Copy out all the lines where "theo" shows up.

--- begin EXERCISE INPUT ---

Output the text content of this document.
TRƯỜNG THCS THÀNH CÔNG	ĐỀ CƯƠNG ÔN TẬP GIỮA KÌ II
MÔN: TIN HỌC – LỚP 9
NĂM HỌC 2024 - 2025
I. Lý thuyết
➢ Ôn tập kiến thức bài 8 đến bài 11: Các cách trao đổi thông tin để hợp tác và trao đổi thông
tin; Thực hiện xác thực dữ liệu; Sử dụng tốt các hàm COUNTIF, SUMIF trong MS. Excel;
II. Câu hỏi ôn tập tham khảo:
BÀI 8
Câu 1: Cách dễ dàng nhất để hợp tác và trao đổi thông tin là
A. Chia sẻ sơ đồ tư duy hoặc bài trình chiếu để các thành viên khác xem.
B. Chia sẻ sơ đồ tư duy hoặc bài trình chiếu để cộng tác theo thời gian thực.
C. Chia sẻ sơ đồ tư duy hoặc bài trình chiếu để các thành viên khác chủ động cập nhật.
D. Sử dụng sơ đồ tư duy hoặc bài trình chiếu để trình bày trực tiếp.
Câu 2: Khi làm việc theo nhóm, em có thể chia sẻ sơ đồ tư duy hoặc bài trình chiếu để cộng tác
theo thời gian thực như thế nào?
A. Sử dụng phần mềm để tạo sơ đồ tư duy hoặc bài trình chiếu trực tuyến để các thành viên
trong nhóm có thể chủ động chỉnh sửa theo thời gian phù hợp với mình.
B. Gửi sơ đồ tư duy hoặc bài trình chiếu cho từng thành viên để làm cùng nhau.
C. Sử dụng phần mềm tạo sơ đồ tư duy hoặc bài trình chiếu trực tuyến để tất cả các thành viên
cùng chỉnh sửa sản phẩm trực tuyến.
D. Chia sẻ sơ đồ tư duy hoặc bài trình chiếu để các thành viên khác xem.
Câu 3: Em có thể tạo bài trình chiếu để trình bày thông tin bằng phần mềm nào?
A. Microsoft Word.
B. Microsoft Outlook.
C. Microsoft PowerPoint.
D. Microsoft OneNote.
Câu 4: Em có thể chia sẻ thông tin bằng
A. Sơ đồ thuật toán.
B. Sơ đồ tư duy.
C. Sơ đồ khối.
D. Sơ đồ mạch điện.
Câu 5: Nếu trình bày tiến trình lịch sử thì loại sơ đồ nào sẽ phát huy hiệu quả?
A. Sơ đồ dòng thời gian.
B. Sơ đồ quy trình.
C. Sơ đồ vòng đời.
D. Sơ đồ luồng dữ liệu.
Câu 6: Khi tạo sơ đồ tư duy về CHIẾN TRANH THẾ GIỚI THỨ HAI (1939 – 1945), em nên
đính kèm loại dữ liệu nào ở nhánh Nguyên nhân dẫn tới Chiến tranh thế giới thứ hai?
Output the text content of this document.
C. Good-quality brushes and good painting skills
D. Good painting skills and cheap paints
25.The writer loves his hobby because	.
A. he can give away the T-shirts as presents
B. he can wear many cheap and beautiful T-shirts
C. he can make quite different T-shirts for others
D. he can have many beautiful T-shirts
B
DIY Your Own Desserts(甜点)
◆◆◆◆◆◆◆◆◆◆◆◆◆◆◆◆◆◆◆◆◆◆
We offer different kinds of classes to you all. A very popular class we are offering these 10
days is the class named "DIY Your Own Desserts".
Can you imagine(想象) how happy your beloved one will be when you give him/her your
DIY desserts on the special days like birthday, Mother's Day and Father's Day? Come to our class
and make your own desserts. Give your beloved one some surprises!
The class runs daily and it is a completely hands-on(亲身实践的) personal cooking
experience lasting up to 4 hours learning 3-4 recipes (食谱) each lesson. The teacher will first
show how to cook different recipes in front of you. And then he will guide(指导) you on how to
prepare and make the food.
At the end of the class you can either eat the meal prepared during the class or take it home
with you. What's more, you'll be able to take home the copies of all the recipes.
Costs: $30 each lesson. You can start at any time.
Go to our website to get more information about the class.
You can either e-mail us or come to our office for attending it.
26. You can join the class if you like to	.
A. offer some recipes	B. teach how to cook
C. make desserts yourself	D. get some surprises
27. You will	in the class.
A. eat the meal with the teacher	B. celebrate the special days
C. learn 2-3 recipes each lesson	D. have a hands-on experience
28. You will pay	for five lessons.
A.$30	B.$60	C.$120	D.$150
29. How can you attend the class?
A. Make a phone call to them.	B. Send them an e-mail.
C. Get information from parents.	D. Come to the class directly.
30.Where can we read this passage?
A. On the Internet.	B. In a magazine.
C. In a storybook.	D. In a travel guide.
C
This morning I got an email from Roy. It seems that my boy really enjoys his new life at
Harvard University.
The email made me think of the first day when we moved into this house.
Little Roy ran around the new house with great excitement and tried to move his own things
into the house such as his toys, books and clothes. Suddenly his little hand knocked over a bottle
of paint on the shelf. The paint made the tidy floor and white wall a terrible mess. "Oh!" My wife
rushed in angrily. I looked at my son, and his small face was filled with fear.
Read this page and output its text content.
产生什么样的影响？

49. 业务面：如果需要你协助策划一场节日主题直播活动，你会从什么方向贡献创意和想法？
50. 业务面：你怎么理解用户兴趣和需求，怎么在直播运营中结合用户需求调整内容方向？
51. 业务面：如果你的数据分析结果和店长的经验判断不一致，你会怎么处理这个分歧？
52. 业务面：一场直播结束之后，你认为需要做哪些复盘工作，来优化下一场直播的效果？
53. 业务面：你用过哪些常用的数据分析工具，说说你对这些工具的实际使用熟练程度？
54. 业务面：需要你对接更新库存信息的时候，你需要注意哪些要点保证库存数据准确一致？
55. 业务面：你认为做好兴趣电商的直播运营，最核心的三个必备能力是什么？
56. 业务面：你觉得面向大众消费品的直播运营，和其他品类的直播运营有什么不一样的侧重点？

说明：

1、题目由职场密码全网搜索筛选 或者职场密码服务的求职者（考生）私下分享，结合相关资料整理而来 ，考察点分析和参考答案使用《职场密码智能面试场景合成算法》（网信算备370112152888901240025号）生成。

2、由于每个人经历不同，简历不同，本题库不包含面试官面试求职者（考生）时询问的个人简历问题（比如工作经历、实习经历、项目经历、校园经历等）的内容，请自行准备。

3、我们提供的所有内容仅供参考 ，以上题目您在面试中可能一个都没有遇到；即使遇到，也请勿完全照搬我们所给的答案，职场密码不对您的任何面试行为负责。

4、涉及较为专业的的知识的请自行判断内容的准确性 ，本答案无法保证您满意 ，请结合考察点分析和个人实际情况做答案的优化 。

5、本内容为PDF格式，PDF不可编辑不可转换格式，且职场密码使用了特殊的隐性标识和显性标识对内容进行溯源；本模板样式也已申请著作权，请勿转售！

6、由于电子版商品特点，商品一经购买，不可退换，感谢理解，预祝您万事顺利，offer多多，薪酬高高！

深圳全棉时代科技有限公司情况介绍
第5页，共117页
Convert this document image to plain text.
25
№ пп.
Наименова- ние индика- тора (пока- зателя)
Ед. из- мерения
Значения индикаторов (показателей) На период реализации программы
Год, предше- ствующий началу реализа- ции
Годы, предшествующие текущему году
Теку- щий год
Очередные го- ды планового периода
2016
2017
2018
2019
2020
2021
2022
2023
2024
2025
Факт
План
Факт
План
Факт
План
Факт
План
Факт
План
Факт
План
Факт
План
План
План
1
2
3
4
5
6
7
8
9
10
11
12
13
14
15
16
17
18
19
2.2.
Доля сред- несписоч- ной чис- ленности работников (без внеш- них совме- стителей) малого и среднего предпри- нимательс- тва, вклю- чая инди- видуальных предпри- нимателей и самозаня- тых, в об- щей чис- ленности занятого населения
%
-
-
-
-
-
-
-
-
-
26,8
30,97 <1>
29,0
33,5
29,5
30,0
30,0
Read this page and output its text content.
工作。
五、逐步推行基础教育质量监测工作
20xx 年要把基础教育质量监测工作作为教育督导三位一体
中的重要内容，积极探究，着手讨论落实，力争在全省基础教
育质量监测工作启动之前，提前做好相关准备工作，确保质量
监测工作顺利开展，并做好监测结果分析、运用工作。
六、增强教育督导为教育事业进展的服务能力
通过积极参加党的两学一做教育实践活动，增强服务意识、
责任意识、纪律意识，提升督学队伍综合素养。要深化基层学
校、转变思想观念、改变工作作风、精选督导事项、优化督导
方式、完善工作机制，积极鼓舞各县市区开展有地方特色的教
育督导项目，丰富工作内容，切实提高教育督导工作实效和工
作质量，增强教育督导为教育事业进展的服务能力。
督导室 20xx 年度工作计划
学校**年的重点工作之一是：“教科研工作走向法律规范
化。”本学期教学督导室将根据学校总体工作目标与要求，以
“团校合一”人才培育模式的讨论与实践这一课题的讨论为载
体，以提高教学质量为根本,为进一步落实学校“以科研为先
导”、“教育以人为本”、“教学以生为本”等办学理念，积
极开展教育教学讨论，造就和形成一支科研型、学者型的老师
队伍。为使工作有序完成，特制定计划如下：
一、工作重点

--- end EXERCISE INPUT ---

RESPONSE:
B. Chia sẻ sơ đồ tư duy hoặc bài trình chiếu để cộng tác theo thời gian thực.
Câu 2: Khi làm việc theo nhóm, em có thể chia sẻ sơ đồ tư duy hoặc bài trình chiếu để cộng tác
theo thời gian thực như thế nào?
trong nhóm có thể chủ động chỉnh sửa theo thời gian phù hợp với mình.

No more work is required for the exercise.